§ ENTRIES PROVIDED

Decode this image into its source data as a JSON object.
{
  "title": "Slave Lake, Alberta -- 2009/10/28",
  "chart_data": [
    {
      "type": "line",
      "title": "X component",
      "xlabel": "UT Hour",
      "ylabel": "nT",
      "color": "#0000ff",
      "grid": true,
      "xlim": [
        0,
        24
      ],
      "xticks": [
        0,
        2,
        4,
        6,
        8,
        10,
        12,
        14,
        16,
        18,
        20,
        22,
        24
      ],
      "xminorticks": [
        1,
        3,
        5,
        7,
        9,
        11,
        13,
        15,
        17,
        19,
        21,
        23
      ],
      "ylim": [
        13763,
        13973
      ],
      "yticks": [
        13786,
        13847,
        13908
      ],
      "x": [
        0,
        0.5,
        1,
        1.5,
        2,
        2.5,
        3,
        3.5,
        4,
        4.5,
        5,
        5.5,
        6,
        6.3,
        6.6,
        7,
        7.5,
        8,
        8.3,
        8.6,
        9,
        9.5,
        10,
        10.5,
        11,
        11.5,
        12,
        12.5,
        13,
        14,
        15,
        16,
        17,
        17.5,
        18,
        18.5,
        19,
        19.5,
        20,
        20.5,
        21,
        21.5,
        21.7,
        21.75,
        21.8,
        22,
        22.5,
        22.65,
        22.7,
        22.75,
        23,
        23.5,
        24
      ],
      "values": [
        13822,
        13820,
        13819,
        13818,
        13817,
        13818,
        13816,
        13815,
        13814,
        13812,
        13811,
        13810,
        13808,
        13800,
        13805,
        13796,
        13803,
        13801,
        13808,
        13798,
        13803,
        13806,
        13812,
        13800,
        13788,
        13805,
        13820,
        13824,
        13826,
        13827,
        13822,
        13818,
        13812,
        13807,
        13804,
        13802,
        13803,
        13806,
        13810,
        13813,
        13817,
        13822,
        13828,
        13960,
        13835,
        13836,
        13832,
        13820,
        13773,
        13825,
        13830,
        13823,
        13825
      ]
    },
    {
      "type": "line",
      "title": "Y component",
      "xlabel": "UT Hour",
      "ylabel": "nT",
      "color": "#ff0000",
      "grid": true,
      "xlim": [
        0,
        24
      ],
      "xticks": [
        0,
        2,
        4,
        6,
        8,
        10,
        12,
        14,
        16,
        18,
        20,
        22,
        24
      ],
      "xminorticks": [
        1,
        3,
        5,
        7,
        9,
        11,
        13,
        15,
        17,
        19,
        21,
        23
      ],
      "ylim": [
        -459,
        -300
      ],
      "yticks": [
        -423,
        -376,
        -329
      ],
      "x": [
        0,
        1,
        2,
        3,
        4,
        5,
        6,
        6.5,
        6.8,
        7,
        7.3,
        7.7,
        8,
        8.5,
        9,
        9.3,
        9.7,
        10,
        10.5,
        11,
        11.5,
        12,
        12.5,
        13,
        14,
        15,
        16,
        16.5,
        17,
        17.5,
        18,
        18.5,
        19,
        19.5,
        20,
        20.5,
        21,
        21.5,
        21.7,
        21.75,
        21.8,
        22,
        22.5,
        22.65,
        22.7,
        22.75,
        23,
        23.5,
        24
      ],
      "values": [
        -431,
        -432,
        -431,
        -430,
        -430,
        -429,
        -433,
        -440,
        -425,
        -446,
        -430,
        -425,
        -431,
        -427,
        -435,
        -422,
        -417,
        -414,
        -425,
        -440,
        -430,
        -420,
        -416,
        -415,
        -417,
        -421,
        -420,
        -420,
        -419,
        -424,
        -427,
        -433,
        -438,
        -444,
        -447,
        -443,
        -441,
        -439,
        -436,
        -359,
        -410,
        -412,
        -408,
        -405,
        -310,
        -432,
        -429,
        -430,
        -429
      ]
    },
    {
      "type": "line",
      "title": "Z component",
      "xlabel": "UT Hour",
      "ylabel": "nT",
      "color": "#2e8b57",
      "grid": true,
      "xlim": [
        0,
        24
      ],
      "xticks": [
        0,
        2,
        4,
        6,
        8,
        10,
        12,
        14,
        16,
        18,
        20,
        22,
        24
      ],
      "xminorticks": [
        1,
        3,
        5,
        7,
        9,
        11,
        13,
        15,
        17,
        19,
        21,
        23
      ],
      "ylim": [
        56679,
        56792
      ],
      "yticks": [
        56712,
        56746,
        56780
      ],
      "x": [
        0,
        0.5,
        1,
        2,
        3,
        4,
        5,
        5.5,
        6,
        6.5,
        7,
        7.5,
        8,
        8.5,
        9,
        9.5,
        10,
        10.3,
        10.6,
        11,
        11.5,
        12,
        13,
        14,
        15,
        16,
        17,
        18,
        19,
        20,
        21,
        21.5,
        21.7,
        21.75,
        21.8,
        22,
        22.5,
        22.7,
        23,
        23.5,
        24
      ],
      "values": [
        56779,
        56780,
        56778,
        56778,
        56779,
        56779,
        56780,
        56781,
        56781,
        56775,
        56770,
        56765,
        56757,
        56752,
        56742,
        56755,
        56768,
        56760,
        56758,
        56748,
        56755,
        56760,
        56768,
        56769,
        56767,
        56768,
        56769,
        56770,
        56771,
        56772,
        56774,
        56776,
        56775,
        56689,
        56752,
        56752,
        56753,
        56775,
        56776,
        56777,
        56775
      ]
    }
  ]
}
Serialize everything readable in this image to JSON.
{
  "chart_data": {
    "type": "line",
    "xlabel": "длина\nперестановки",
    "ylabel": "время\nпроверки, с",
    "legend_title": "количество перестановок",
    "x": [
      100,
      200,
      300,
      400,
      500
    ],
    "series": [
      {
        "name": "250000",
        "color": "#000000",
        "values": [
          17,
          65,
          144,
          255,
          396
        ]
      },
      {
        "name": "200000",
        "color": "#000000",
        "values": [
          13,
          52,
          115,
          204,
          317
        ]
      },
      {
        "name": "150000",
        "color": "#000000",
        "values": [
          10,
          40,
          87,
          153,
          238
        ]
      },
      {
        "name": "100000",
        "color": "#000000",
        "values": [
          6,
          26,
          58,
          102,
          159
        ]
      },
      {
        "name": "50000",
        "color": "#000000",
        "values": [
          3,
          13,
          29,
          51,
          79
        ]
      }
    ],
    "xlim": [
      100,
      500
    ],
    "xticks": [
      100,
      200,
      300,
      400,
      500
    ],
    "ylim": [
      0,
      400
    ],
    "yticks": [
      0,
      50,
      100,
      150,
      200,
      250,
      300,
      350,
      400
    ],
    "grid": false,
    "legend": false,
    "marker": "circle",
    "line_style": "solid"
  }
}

§ AIM
Every entry must be output again, exactly as written above.

§ ANSWER TO THE PROBLEM
Decode this image into its source data as a JSON object.
{
  "title": "Slave Lake, Alberta -- 2009/10/28",
  "chart_data": [
    {
      "type": "line",
      "title": "X component",
      "xlabel": "UT Hour",
      "ylabel": "nT",
      "color": "#0000ff",
      "grid": true,
      "xlim": [
        0,
        24
      ],
      "xticks": [
        0,
        2,
        4,
        6,
        8,
        10,
        12,
        14,
        16,
        18,
        20,
        22,
        24
      ],
      "xminorticks": [
        1,
        3,
        5,
        7,
        9,
        11,
        13,
        15,
        17,
        19,
        21,
        23
      ],
      "ylim": [
        13763,
        13973
      ],
      "yticks": [
        13786,
        13847,
        13908
      ],
      "x": [
        0,
        0.5,
        1,
        1.5,
        2,
        2.5,
        3,
        3.5,
        4,
        4.5,
        5,
        5.5,
        6,
        6.3,
        6.6,
        7,
        7.5,
        8,
        8.3,
        8.6,
        9,
        9.5,
        10,
        10.5,
        11,
        11.5,
        12,
        12.5,
        13,
        14,
        15,
        16,
        17,
        17.5,
        18,
        18.5,
        19,
        19.5,
        20,
        20.5,
        21,
        21.5,
        21.7,
        21.75,
        21.8,
        22,
        22.5,
        22.65,
        22.7,
        22.75,
        23,
        23.5,
        24
      ],
      "values": [
        13822,
        13820,
        13819,
        13818,
        13817,
        13818,
        13816,
        13815,
        13814,
        13812,
        13811,
        13810,
        13808,
        13800,
        13805,
        13796,
        13803,
        13801,
        13808,
        13798,
        13803,
        13806,
        13812,
        13800,
        13788,
        13805,
        13820,
        13824,
        13826,
        13827,
        13822,
        13818,
        13812,
        13807,
        13804,
        13802,
        13803,
        13806,
        13810,
        13813,
        13817,
        13822,
        13828,
        13960,
        13835,
        13836,
        13832,
        13820,
        13773,
        13825,
        13830,
        13823,
        13825
      ]
    },
    {
      "type": "line",
      "title": "Y component",
      "xlabel": "UT Hour",
      "ylabel": "nT",
      "color": "#ff0000",
      "grid": true,
      "xlim": [
        0,
        24
      ],
      "xticks": [
        0,
        2,
        4,
        6,
        8,
        10,
        12,
        14,
        16,
        18,
        20,
        22,
        24
      ],
      "xminorticks": [
        1,
        3,
        5,
        7,
        9,
        11,
        13,
        15,
        17,
        19,
        21,
        23
      ],
      "ylim": [
        -459,
        -300
      ],
      "yticks": [
        -423,
        -376,
        -329
      ],
      "x": [
        0,
        1,
        2,
        3,
        4,
        5,
        6,
        6.5,
        6.8,
        7,
        7.3,
        7.7,
        8,
        8.5,
        9,
        9.3,
        9.7,
        10,
        10.5,
        11,
        11.5,
        12,
        12.5,
        13,
        14,
        15,
        16,
        16.5,
        17,
        17.5,
        18,
        18.5,
        19,
        19.5,
        20,
        20.5,
        21,
        21.5,
        21.7,
        21.75,
        21.8,
        22,
        22.5,
        22.65,
        22.7,
        22.75,
        23,
        23.5,
        24
      ],
      "values": [
        -431,
        -432,
        -431,
        -430,
        -430,
        -429,
        -433,
        -440,
        -425,
        -446,
        -430,
        -425,
        -431,
        -427,
        -435,
        -422,
        -417,
        -414,
        -425,
        -440,
        -430,
        -420,
        -416,
        -415,
        -417,
        -421,
        -420,
        -420,
        -419,
        -424,
        -427,
        -433,
        -438,
        -444,
        -447,
        -443,
        -441,
        -439,
        -436,
        -359,
        -410,
        -412,
        -408,
        -405,
        -310,
        -432,
        -429,
        -430,
        -429
      ]
    },
    {
      "type": "line",
      "title": "Z component",
      "xlabel": "UT Hour",
      "ylabel": "nT",
      "color": "#2e8b57",
      "grid": true,
      "xlim": [
        0,
        24
      ],
      "xticks": [
        0,
        2,
        4,
        6,
        8,
        10,
        12,
        14,
        16,
        18,
        20,
        22,
        24
      ],
      "xminorticks": [
        1,
        3,
        5,
        7,
        9,
        11,
        13,
        15,
        17,
        19,
        21,
        23
      ],
      "ylim": [
        56679,
        56792
      ],
      "yticks": [
        56712,
        56746,
        56780
      ],
      "x": [
        0,
        0.5,
        1,
        2,
        3,
        4,
        5,
        5.5,
        6,
        6.5,
        7,
        7.5,
        8,
        8.5,
        9,
        9.5,
        10,
        10.3,
        10.6,
        11,
        11.5,
        12,
        13,
        14,
        15,
        16,
        17,
        18,
        19,
        20,
        21,
        21.5,
        21.7,
        21.75,
        21.8,
        22,
        22.5,
        22.7,
        23,
        23.5,
        24
      ],
      "values": [
        56779,
        56780,
        56778,
        56778,
        56779,
        56779,
        56780,
        56781,
        56781,
        56775,
        56770,
        56765,
        56757,
        56752,
        56742,
        56755,
        56768,
        56760,
        56758,
        56748,
        56755,
        56760,
        56768,
        56769,
        56767,
        56768,
        56769,
        56770,
        56771,
        56772,
        56774,
        56776,
        56775,
        56689,
        56752,
        56752,
        56753,
        56775,
        56776,
        56777,
        56775
      ]
    }
  ]
}
Serialize everything readable in this image to JSON.
{
  "chart_data": {
    "type": "line",
    "xlabel": "длина\nперестановки",
    "ylabel": "время\nпроверки, с",
    "legend_title": "количество перестановок",
    "x": [
      100,
      200,
      300,
      400,
      500
    ],
    "series": [
      {
        "name": "250000",
        "color": "#000000",
        "values": [
          17,
          65,
          144,
          255,
          396
        ]
      },
      {
        "name": "200000",
        "color": "#000000",
        "values": [
          13,
          52,
          115,
          204,
          317
        ]
      },
      {
        "name": "150000",
        "color": "#000000",
        "values": [
          10,
          40,
          87,
          153,
          238
        ]
      },
      {
        "name": "100000",
        "color": "#000000",
        "values": [
          6,
          26,
          58,
          102,
          159
        ]
      },
      {
        "name": "50000",
        "color": "#000000",
        "values": [
          3,
          13,
          29,
          51,
          79
        ]
      }
    ],
    "xlim": [
      100,
      500
    ],
    "xticks": [
      100,
      200,
      300,
      400,
      500
    ],
    "ylim": [
      0,
      400
    ],
    "yticks": [
      0,
      50,
      100,
      150,
      200,
      250,
      300,
      350,
      400
    ],
    "grid": false,
    "legend": false,
    "marker": "circle",
    "line_style": "solid"
  }
}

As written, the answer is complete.